◆ **Task instructions**
Among the entries, which lines carry the string "site"? Copy each of them.

◆ **Material provided**
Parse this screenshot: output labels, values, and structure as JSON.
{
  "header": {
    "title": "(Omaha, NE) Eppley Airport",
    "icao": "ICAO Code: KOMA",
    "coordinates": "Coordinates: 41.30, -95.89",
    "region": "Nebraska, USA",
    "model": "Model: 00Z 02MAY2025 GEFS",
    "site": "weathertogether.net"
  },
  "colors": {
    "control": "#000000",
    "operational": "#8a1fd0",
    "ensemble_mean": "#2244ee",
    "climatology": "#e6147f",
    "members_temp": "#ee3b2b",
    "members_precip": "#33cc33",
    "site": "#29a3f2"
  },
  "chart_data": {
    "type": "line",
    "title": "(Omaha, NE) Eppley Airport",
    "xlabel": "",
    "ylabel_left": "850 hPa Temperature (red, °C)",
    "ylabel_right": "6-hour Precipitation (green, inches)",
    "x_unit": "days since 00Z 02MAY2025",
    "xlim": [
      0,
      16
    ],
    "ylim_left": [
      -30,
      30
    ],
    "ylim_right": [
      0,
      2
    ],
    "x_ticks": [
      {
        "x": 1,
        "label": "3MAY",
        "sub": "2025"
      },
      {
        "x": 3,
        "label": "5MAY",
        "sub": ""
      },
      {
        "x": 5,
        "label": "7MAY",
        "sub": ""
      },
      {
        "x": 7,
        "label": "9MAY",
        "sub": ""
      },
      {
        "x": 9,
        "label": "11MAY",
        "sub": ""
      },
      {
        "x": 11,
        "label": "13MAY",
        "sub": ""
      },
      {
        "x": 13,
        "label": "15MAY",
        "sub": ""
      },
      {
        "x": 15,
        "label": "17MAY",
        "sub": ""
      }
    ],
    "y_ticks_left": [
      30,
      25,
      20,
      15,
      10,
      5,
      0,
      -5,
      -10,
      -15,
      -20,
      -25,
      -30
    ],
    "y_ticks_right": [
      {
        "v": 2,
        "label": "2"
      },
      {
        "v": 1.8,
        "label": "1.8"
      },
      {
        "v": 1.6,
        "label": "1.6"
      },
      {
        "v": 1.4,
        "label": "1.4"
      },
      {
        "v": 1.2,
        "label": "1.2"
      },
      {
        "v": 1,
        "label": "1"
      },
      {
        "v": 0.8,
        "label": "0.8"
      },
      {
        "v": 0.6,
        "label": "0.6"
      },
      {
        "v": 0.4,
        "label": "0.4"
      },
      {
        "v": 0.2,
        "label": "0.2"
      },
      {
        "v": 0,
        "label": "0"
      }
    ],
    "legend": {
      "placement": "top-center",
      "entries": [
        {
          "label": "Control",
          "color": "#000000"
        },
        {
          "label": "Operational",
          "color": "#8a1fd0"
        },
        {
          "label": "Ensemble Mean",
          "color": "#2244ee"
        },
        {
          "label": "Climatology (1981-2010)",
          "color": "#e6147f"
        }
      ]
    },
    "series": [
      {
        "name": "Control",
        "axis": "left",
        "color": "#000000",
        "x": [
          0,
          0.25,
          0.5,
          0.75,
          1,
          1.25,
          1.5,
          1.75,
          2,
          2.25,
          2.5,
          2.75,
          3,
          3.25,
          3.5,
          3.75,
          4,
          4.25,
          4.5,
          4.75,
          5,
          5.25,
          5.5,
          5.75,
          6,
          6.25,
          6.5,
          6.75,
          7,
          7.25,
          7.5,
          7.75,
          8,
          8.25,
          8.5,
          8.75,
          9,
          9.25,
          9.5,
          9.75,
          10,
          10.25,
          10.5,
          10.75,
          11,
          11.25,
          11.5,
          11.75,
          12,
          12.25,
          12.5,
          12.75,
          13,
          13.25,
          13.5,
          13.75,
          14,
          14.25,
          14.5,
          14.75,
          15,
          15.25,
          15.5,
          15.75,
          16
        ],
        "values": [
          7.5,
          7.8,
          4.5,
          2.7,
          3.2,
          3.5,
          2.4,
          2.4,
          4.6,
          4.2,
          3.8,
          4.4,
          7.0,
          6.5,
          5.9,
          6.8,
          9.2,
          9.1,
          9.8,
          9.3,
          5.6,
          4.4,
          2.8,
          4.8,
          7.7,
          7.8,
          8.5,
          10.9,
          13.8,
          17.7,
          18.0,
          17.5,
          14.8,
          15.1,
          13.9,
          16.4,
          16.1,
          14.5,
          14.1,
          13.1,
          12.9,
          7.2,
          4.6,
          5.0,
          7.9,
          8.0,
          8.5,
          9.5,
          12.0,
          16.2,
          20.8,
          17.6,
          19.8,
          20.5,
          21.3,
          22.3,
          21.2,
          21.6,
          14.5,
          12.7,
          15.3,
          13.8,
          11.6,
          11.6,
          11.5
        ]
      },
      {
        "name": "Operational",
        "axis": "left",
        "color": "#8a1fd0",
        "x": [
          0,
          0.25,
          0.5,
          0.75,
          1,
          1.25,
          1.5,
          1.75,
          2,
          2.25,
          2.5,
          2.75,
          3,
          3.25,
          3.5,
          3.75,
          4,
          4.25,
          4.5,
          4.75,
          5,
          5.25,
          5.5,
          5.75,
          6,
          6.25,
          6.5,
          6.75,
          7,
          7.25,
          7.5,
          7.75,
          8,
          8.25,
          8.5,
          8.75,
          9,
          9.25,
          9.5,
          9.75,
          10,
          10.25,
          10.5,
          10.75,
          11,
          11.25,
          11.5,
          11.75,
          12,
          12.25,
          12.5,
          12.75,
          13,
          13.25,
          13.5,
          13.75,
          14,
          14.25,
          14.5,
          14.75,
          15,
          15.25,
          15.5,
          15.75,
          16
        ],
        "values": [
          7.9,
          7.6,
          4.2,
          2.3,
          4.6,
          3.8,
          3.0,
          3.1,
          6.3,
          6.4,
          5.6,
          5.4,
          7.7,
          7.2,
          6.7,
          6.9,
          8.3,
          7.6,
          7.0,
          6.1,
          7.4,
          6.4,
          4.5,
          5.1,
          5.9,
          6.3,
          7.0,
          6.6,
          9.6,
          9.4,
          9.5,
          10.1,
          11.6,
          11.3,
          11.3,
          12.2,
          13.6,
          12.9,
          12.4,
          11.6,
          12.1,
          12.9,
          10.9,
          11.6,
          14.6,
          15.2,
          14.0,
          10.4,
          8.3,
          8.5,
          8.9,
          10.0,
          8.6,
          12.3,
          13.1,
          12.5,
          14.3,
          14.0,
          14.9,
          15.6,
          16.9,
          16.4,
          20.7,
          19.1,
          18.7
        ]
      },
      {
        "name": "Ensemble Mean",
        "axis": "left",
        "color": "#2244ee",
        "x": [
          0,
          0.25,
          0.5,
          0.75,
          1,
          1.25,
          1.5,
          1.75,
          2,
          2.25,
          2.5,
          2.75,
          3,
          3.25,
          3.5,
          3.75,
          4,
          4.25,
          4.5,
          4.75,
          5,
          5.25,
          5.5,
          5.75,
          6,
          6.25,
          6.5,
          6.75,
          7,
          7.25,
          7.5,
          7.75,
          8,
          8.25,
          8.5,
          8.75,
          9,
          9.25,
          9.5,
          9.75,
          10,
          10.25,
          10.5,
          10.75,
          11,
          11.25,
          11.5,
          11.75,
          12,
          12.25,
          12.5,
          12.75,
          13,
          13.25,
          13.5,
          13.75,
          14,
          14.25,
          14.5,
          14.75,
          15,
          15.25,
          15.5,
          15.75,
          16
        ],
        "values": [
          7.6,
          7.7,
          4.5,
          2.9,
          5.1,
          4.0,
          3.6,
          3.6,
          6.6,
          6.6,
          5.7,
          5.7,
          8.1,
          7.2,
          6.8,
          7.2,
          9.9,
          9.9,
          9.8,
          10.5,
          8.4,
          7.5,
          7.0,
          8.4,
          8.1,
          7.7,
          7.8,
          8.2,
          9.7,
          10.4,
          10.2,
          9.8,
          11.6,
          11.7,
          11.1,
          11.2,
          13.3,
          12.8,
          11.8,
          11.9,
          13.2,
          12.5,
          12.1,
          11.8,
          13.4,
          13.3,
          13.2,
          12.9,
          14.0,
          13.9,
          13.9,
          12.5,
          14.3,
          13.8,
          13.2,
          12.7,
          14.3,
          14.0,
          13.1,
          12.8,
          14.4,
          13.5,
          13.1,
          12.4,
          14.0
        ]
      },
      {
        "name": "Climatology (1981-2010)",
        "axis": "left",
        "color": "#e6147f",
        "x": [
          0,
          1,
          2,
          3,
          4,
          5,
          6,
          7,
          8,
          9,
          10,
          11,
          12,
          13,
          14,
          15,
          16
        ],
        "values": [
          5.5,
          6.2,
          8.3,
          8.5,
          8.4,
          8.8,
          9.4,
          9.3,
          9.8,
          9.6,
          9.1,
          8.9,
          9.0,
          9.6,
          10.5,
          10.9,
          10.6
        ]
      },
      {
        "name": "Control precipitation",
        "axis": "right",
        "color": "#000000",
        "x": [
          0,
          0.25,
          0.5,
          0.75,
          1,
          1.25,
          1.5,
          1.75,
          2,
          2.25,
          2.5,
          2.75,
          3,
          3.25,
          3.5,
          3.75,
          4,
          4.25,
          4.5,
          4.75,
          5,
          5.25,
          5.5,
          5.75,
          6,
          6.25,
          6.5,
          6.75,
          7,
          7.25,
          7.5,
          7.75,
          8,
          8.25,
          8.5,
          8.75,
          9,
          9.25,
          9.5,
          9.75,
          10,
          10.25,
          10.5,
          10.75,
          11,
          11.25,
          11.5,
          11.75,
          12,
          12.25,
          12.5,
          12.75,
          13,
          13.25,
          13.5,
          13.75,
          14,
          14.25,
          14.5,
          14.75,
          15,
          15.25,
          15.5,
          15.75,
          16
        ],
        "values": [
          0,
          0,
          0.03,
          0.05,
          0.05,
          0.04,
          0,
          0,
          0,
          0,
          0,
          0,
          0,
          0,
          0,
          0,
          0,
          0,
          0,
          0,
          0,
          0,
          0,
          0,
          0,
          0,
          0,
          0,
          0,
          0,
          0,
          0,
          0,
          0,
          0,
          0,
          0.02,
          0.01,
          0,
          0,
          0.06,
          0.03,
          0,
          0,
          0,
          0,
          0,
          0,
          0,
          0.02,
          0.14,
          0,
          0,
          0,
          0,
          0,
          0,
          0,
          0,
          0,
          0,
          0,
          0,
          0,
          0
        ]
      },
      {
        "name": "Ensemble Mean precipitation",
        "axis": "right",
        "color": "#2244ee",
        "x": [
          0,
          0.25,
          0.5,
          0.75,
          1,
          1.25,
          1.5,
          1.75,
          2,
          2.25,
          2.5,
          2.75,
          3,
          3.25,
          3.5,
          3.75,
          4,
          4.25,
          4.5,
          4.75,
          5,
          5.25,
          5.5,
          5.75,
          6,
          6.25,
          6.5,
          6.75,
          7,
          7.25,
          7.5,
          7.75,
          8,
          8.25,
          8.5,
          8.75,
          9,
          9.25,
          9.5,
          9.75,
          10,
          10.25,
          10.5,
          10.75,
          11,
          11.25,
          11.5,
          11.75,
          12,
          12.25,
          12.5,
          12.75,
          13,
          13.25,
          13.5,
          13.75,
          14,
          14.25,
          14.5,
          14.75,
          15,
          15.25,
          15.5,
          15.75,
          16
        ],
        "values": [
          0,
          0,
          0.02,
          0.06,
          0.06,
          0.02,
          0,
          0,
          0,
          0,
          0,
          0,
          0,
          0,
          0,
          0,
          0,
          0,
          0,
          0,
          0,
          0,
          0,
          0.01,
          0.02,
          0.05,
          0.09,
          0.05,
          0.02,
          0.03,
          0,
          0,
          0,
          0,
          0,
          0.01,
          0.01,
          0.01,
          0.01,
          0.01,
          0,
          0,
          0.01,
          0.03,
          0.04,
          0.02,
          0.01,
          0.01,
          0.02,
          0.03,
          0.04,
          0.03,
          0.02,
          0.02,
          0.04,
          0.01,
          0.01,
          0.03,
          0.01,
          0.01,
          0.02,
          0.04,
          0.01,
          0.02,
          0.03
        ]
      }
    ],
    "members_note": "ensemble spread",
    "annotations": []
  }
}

◆ **Exercise result**
    "site": "weathertogether.net"
    "site": "#29a3f2"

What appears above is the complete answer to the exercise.